● **WORK ITEM**:
Select, from the data, each line where "system" occurs.

● **DATA UNDER STUDY**:

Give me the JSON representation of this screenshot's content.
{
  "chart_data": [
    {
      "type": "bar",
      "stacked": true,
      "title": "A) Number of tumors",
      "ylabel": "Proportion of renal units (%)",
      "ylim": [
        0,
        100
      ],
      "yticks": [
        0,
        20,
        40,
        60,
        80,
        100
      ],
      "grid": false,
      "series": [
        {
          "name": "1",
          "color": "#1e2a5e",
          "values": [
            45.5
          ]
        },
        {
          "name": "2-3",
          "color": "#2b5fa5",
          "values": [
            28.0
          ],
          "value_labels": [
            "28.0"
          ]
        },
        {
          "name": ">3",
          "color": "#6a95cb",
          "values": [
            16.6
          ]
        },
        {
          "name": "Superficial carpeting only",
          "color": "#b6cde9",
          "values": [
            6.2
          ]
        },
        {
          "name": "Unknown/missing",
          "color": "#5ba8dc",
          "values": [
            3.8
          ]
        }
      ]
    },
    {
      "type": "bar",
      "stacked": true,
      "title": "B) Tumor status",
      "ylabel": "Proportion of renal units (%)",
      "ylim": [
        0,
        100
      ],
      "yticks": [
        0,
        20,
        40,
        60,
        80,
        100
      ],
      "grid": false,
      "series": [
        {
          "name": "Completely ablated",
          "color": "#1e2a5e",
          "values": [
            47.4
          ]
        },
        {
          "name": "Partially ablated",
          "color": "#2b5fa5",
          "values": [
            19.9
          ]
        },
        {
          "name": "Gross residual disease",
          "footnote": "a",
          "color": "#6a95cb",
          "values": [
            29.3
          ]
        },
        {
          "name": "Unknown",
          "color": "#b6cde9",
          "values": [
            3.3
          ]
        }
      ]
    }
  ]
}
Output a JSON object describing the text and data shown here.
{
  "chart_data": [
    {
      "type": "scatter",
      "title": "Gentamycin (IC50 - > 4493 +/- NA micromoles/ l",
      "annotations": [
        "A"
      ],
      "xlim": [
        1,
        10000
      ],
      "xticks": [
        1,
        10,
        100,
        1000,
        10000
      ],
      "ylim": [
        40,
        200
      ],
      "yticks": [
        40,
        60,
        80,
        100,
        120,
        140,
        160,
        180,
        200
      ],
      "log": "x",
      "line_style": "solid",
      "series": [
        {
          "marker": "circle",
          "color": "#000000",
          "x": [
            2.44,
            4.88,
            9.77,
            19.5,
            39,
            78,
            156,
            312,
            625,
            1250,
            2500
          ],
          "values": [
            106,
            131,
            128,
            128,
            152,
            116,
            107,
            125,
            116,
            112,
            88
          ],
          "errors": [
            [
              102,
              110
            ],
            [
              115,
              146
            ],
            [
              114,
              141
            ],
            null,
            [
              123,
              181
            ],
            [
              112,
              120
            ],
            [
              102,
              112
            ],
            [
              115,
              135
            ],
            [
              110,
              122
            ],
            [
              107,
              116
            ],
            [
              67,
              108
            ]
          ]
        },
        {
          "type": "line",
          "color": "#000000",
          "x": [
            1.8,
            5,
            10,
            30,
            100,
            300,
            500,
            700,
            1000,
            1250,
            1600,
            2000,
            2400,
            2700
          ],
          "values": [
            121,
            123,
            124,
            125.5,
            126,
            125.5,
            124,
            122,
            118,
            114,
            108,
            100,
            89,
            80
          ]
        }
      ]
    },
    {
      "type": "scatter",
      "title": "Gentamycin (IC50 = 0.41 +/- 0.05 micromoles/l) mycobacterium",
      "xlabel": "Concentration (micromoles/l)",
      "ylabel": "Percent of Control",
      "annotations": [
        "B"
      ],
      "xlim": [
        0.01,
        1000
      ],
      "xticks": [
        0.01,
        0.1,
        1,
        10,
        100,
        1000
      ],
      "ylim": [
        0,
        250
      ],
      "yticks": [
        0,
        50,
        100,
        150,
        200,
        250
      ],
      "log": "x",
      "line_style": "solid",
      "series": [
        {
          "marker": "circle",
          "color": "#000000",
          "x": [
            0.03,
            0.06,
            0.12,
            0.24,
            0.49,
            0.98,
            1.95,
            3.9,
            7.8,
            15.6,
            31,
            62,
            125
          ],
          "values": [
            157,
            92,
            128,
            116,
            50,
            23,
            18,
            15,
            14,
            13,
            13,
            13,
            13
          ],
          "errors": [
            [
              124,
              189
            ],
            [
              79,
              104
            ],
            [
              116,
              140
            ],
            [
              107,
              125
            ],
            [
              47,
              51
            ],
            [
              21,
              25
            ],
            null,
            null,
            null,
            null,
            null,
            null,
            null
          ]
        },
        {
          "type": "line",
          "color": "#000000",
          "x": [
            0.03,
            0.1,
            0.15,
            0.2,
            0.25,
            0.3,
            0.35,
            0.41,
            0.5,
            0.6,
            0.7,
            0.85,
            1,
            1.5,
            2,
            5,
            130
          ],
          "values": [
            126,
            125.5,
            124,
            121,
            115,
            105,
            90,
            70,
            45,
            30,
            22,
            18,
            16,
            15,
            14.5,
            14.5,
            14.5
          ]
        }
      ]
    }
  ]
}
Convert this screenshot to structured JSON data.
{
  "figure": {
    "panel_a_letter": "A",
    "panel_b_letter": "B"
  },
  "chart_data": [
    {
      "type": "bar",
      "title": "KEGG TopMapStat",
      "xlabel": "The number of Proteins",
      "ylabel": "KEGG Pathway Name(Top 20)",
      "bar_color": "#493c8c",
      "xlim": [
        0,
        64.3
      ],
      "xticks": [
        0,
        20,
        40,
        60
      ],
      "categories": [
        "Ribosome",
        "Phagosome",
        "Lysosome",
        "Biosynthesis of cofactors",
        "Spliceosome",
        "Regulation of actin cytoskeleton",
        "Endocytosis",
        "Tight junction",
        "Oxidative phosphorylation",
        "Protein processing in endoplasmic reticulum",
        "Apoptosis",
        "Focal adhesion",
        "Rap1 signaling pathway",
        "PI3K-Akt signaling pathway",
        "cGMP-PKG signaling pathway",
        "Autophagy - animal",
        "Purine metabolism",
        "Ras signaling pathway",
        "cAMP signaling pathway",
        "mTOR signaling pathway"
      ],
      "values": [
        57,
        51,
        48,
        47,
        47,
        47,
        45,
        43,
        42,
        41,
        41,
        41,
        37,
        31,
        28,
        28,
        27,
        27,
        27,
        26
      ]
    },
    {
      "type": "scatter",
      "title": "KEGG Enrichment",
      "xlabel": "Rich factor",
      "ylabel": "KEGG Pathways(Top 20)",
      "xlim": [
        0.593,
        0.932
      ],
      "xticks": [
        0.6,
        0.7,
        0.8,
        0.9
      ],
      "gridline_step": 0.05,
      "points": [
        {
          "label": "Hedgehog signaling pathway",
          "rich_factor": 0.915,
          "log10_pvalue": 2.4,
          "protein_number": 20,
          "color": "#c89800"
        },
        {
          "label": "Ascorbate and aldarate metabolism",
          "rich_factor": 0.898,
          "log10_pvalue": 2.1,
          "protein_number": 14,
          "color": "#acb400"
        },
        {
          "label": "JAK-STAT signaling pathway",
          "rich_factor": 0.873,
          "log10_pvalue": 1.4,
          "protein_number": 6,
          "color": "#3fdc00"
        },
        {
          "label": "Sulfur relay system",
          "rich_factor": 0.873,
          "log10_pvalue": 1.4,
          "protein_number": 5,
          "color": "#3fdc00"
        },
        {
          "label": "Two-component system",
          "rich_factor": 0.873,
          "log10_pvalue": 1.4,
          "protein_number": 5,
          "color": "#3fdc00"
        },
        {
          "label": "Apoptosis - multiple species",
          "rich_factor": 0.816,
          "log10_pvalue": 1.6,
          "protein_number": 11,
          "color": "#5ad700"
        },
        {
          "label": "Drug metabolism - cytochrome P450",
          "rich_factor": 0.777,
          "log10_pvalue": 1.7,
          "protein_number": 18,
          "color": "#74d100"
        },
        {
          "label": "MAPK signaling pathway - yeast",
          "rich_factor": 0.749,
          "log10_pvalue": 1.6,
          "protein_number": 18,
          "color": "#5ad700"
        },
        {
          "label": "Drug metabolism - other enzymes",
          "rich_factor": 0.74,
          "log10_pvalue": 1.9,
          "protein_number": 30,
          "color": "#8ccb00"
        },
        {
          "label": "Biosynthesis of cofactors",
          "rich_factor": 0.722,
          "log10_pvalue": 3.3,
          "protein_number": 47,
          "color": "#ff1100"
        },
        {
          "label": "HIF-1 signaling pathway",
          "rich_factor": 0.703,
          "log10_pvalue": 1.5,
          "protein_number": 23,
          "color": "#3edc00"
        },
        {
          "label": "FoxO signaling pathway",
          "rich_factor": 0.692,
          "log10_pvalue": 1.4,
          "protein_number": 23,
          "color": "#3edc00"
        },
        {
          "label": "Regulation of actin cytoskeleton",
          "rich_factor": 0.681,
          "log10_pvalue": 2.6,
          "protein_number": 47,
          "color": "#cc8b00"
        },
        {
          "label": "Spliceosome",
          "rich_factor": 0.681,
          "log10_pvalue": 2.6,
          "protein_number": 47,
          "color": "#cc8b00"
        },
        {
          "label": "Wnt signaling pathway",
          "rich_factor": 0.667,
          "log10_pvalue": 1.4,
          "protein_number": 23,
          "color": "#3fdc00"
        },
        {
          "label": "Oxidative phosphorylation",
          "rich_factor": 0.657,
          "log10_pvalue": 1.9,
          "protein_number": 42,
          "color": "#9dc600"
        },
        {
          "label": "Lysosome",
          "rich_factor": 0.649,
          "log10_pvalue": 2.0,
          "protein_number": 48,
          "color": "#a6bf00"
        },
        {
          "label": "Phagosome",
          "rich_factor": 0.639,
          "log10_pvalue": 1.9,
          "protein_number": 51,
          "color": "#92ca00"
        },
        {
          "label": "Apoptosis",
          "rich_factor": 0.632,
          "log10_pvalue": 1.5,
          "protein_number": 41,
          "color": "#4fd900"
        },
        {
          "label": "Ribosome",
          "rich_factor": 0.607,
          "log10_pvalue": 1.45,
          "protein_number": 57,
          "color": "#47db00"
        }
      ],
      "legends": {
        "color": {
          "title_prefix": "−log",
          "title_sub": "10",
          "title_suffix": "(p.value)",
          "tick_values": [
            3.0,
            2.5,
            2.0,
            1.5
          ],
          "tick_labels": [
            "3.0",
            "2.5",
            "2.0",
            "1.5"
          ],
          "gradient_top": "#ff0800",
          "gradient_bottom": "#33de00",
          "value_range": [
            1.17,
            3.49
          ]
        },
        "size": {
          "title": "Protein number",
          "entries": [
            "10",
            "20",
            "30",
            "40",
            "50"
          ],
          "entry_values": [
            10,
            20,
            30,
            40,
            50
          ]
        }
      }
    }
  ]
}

● **RESPONSE BOX**:
          "label": "Sulfur relay system",
          "label": "Two-component system",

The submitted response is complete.